BEGIN Supplied records

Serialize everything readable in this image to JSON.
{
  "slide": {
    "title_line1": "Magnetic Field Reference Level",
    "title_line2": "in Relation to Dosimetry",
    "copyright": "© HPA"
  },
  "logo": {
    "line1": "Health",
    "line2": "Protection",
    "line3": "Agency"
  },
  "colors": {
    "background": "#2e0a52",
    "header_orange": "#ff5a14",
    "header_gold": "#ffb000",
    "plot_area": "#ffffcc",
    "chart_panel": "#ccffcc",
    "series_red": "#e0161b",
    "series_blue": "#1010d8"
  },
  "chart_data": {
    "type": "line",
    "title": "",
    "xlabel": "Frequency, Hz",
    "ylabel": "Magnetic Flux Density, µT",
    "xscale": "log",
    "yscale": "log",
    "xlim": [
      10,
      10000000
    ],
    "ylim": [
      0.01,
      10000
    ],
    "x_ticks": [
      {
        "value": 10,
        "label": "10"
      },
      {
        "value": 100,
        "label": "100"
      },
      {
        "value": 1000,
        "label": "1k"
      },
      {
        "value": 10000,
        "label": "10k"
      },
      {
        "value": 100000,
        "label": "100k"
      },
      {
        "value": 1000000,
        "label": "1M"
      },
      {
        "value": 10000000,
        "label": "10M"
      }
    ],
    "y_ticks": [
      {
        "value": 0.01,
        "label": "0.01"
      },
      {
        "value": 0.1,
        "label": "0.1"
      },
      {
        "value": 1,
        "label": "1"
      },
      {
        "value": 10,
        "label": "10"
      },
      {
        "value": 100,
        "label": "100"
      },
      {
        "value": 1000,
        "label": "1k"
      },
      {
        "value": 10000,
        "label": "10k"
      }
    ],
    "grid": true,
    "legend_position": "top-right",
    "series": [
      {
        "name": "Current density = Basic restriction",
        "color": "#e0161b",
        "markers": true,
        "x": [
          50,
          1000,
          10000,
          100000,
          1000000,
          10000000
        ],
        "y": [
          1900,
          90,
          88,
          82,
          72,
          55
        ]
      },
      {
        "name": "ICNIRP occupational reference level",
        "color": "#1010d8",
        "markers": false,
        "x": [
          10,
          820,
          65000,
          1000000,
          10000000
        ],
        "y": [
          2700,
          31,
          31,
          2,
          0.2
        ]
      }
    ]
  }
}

END Supplied records

#### Task details:
Work out how many lines of the material above contain the word "Magnetic", then give only that figure.

#### Complete output:
2